Given exercise
Write out the entries below once more, exactly.
******
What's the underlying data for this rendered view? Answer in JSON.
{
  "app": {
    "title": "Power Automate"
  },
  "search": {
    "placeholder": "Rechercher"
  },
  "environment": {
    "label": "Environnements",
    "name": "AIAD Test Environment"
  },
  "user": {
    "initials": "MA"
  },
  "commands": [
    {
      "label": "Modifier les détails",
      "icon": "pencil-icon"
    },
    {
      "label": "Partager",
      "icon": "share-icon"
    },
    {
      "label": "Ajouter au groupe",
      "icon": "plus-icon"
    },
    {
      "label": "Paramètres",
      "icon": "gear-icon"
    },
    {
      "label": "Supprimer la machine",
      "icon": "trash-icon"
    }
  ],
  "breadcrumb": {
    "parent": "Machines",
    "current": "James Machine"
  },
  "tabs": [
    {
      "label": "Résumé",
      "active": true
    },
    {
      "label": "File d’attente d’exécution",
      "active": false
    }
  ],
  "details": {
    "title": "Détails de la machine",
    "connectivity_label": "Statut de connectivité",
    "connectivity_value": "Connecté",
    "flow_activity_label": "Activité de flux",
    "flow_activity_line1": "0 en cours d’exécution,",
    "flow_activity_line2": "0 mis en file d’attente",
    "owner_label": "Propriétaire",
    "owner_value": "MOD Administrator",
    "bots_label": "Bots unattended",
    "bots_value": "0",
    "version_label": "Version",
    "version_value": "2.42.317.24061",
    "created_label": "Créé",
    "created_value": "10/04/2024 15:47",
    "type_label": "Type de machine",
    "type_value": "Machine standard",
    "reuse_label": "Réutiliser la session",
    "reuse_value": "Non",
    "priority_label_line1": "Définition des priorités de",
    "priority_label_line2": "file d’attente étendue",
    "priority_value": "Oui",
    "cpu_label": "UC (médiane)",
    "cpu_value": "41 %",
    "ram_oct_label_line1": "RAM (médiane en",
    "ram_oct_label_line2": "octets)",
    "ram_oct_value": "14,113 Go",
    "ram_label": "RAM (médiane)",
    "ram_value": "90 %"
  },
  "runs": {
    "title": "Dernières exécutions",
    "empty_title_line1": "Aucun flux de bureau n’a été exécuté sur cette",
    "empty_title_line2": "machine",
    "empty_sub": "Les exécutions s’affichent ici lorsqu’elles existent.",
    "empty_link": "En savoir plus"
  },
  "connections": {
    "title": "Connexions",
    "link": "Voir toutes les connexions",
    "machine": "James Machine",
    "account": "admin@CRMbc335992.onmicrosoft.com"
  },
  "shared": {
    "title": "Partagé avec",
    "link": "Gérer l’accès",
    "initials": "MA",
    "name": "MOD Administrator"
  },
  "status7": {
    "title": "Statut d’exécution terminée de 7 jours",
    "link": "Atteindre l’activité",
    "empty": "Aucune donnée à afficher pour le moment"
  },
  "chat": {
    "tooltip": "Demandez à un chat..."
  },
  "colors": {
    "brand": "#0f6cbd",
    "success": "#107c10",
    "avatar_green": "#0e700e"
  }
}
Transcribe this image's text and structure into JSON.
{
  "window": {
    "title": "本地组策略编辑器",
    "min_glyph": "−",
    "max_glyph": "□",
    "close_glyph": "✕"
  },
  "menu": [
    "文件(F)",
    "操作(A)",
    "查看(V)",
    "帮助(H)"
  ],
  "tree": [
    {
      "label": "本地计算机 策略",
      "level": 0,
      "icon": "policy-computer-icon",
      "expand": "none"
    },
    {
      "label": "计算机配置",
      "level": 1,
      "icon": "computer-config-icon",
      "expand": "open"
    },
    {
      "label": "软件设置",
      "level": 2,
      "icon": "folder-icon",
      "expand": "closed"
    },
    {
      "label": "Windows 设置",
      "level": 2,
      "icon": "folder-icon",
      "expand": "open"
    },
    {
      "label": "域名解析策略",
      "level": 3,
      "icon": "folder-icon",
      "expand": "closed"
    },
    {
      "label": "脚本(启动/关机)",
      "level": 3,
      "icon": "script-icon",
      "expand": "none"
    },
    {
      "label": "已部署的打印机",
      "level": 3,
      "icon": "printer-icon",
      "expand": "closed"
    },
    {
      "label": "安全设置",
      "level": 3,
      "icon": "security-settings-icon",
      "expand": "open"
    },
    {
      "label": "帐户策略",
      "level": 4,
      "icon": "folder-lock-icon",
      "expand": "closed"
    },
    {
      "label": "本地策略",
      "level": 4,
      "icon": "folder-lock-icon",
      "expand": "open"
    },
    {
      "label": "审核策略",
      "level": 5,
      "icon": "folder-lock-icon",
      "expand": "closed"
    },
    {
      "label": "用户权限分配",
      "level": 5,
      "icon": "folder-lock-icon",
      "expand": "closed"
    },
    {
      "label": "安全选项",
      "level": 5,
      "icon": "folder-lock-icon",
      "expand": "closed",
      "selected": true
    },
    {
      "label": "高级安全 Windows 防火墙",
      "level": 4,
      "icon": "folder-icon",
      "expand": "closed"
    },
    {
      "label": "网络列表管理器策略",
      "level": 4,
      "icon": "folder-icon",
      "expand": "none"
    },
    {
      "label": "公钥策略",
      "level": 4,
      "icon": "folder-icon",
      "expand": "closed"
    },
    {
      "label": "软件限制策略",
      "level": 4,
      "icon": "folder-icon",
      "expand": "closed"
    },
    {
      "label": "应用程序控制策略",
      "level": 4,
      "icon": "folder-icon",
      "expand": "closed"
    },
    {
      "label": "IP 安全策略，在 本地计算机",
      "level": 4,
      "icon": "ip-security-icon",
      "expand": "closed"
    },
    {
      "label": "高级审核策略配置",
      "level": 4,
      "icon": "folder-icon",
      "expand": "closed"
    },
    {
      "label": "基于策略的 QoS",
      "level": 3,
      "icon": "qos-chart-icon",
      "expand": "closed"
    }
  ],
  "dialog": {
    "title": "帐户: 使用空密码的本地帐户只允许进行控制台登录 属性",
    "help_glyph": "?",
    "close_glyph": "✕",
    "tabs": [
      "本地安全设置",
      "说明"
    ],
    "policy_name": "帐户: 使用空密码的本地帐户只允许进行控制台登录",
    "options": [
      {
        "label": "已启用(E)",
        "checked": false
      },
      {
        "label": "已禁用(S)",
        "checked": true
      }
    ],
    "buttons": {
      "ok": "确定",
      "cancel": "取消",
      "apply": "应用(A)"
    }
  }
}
******
The solution
What's the underlying data for this rendered view? Answer in JSON.
{
  "app": {
    "title": "Power Automate"
  },
  "search": {
    "placeholder": "Rechercher"
  },
  "environment": {
    "label": "Environnements",
    "name": "AIAD Test Environment"
  },
  "user": {
    "initials": "MA"
  },
  "commands": [
    {
      "label": "Modifier les détails",
      "icon": "pencil-icon"
    },
    {
      "label": "Partager",
      "icon": "share-icon"
    },
    {
      "label": "Ajouter au groupe",
      "icon": "plus-icon"
    },
    {
      "label": "Paramètres",
      "icon": "gear-icon"
    },
    {
      "label": "Supprimer la machine",
      "icon": "trash-icon"
    }
  ],
  "breadcrumb": {
    "parent": "Machines",
    "current": "James Machine"
  },
  "tabs": [
    {
      "label": "Résumé",
      "active": true
    },
    {
      "label": "File d’attente d’exécution",
      "active": false
    }
  ],
  "details": {
    "title": "Détails de la machine",
    "connectivity_label": "Statut de connectivité",
    "connectivity_value": "Connecté",
    "flow_activity_label": "Activité de flux",
    "flow_activity_line1": "0 en cours d’exécution,",
    "flow_activity_line2": "0 mis en file d’attente",
    "owner_label": "Propriétaire",
    "owner_value": "MOD Administrator",
    "bots_label": "Bots unattended",
    "bots_value": "0",
    "version_label": "Version",
    "version_value": "2.42.317.24061",
    "created_label": "Créé",
    "created_value": "10/04/2024 15:47",
    "type_label": "Type de machine",
    "type_value": "Machine standard",
    "reuse_label": "Réutiliser la session",
    "reuse_value": "Non",
    "priority_label_line1": "Définition des priorités de",
    "priority_label_line2": "file d’attente étendue",
    "priority_value": "Oui",
    "cpu_label": "UC (médiane)",
    "cpu_value": "41 %",
    "ram_oct_label_line1": "RAM (médiane en",
    "ram_oct_label_line2": "octets)",
    "ram_oct_value": "14,113 Go",
    "ram_label": "RAM (médiane)",
    "ram_value": "90 %"
  },
  "runs": {
    "title": "Dernières exécutions",
    "empty_title_line1": "Aucun flux de bureau n’a été exécuté sur cette",
    "empty_title_line2": "machine",
    "empty_sub": "Les exécutions s’affichent ici lorsqu’elles existent.",
    "empty_link": "En savoir plus"
  },
  "connections": {
    "title": "Connexions",
    "link": "Voir toutes les connexions",
    "machine": "James Machine",
    "account": "admin@CRMbc335992.onmicrosoft.com"
  },
  "shared": {
    "title": "Partagé avec",
    "link": "Gérer l’accès",
    "initials": "MA",
    "name": "MOD Administrator"
  },
  "status7": {
    "title": "Statut d’exécution terminée de 7 jours",
    "link": "Atteindre l’activité",
    "empty": "Aucune donnée à afficher pour le moment"
  },
  "chat": {
    "tooltip": "Demandez à un chat..."
  },
  "colors": {
    "brand": "#0f6cbd",
    "success": "#107c10",
    "avatar_green": "#0e700e"
  }
}
Transcribe this image's text and structure into JSON.
{
  "window": {
    "title": "本地组策略编辑器",
    "min_glyph": "−",
    "max_glyph": "□",
    "close_glyph": "✕"
  },
  "menu": [
    "文件(F)",
    "操作(A)",
    "查看(V)",
    "帮助(H)"
  ],
  "tree": [
    {
      "label": "本地计算机 策略",
      "level": 0,
      "icon": "policy-computer-icon",
      "expand": "none"
    },
    {
      "label": "计算机配置",
      "level": 1,
      "icon": "computer-config-icon",
      "expand": "open"
    },
    {
      "label": "软件设置",
      "level": 2,
      "icon": "folder-icon",
      "expand": "closed"
    },
    {
      "label": "Windows 设置",
      "level": 2,
      "icon": "folder-icon",
      "expand": "open"
    },
    {
      "label": "域名解析策略",
      "level": 3,
      "icon": "folder-icon",
      "expand": "closed"
    },
    {
      "label": "脚本(启动/关机)",
      "level": 3,
      "icon": "script-icon",
      "expand": "none"
    },
    {
      "label": "已部署的打印机",
      "level": 3,
      "icon": "printer-icon",
      "expand": "closed"
    },
    {
      "label": "安全设置",
      "level": 3,
      "icon": "security-settings-icon",
      "expand": "open"
    },
    {
      "label": "帐户策略",
      "level": 4,
      "icon": "folder-lock-icon",
      "expand": "closed"
    },
    {
      "label": "本地策略",
      "level": 4,
      "icon": "folder-lock-icon",
      "expand": "open"
    },
    {
      "label": "审核策略",
      "level": 5,
      "icon": "folder-lock-icon",
      "expand": "closed"
    },
    {
      "label": "用户权限分配",
      "level": 5,
      "icon": "folder-lock-icon",
      "expand": "closed"
    },
    {
      "label": "安全选项",
      "level": 5,
      "icon": "folder-lock-icon",
      "expand": "closed",
      "selected": true
    },
    {
      "label": "高级安全 Windows 防火墙",
      "level": 4,
      "icon": "folder-icon",
      "expand": "closed"
    },
    {
      "label": "网络列表管理器策略",
      "level": 4,
      "icon": "folder-icon",
      "expand": "none"
    },
    {
      "label": "公钥策略",
      "level": 4,
      "icon": "folder-icon",
      "expand": "closed"
    },
    {
      "label": "软件限制策略",
      "level": 4,
      "icon": "folder-icon",
      "expand": "closed"
    },
    {
      "label": "应用程序控制策略",
      "level": 4,
      "icon": "folder-icon",
      "expand": "closed"
    },
    {
      "label": "IP 安全策略，在 本地计算机",
      "level": 4,
      "icon": "ip-security-icon",
      "expand": "closed"
    },
    {
      "label": "高级审核策略配置",
      "level": 4,
      "icon": "folder-icon",
      "expand": "closed"
    },
    {
      "label": "基于策略的 QoS",
      "level": 3,
      "icon": "qos-chart-icon",
      "expand": "closed"
    }
  ],
  "dialog": {
    "title": "帐户: 使用空密码的本地帐户只允许进行控制台登录 属性",
    "help_glyph": "?",
    "close_glyph": "✕",
    "tabs": [
      "本地安全设置",
      "说明"
    ],
    "policy_name": "帐户: 使用空密码的本地帐户只允许进行控制台登录",
    "options": [
      {
        "label": "已启用(E)",
        "checked": false
      },
      {
        "label": "已禁用(S)",
        "checked": true
      }
    ],
    "buttons": {
      "ok": "确定",
      "cancel": "取消",
      "apply": "应用(A)"
    }
  }
}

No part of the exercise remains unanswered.